* **Prompt**: Each line that follows should be printed again exactly as it stands.
━━ Supplied data
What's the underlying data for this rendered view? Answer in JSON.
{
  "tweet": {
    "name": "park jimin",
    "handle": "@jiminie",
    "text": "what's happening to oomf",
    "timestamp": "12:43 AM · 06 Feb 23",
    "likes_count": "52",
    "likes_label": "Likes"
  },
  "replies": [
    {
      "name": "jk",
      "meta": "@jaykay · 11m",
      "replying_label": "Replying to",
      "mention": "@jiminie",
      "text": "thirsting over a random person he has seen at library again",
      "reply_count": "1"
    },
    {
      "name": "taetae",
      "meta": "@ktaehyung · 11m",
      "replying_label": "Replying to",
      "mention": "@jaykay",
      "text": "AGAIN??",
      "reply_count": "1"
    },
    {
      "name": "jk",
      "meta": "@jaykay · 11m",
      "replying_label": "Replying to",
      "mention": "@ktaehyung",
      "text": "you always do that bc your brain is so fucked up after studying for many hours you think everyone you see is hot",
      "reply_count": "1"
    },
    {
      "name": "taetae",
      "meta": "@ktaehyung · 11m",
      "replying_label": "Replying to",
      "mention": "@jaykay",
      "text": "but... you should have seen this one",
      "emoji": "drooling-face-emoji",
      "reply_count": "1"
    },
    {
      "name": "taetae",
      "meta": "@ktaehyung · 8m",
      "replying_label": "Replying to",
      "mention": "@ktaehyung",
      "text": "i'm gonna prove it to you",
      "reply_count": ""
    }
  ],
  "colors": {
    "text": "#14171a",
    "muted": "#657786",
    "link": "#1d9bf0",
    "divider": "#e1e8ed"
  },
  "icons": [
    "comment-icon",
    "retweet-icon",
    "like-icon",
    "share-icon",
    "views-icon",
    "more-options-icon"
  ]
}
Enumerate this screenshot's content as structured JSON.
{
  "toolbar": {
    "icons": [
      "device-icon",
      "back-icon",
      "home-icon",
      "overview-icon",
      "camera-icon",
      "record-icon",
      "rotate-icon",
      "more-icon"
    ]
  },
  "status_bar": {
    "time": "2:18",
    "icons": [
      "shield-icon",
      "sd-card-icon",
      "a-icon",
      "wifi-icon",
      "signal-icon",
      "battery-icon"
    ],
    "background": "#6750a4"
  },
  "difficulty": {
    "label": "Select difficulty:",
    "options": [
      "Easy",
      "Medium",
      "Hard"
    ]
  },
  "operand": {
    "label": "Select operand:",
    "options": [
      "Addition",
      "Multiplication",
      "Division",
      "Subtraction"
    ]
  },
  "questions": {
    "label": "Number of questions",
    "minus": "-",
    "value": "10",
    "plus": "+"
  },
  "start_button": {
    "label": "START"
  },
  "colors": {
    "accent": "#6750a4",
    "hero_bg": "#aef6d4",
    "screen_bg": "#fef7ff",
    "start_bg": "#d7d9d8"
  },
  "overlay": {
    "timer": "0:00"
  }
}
━━━━
* **Response to the exercise**:
What's the underlying data for this rendered view? Answer in JSON.
{
  "tweet": {
    "name": "park jimin",
    "handle": "@jiminie",
    "text": "what's happening to oomf",
    "timestamp": "12:43 AM · 06 Feb 23",
    "likes_count": "52",
    "likes_label": "Likes"
  },
  "replies": [
    {
      "name": "jk",
      "meta": "@jaykay · 11m",
      "replying_label": "Replying to",
      "mention": "@jiminie",
      "text": "thirsting over a random person he has seen at library again",
      "reply_count": "1"
    },
    {
      "name": "taetae",
      "meta": "@ktaehyung · 11m",
      "replying_label": "Replying to",
      "mention": "@jaykay",
      "text": "AGAIN??",
      "reply_count": "1"
    },
    {
      "name": "jk",
      "meta": "@jaykay · 11m",
      "replying_label": "Replying to",
      "mention": "@ktaehyung",
      "text": "you always do that bc your brain is so fucked up after studying for many hours you think everyone you see is hot",
      "reply_count": "1"
    },
    {
      "name": "taetae",
      "meta": "@ktaehyung · 11m",
      "replying_label": "Replying to",
      "mention": "@jaykay",
      "text": "but... you should have seen this one",
      "emoji": "drooling-face-emoji",
      "reply_count": "1"
    },
    {
      "name": "taetae",
      "meta": "@ktaehyung · 8m",
      "replying_label": "Replying to",
      "mention": "@ktaehyung",
      "text": "i'm gonna prove it to you",
      "reply_count": ""
    }
  ],
  "colors": {
    "text": "#14171a",
    "muted": "#657786",
    "link": "#1d9bf0",
    "divider": "#e1e8ed"
  },
  "icons": [
    "comment-icon",
    "retweet-icon",
    "like-icon",
    "share-icon",
    "views-icon",
    "more-options-icon"
  ]
}
Enumerate this screenshot's content as structured JSON.
{
  "toolbar": {
    "icons": [
      "device-icon",
      "back-icon",
      "home-icon",
      "overview-icon",
      "camera-icon",
      "record-icon",
      "rotate-icon",
      "more-icon"
    ]
  },
  "status_bar": {
    "time": "2:18",
    "icons": [
      "shield-icon",
      "sd-card-icon",
      "a-icon",
      "wifi-icon",
      "signal-icon",
      "battery-icon"
    ],
    "background": "#6750a4"
  },
  "difficulty": {
    "label": "Select difficulty:",
    "options": [
      "Easy",
      "Medium",
      "Hard"
    ]
  },
  "operand": {
    "label": "Select operand:",
    "options": [
      "Addition",
      "Multiplication",
      "Division",
      "Subtraction"
    ]
  },
  "questions": {
    "label": "Number of questions",
    "minus": "-",
    "value": "10",
    "plus": "+"
  },
  "start_button": {
    "label": "START"
  },
  "colors": {
    "accent": "#6750a4",
    "hero_bg": "#aef6d4",
    "screen_bg": "#fef7ff",
    "start_bg": "#d7d9d8"
  },
  "overlay": {
    "timer": "0:00"
  }
}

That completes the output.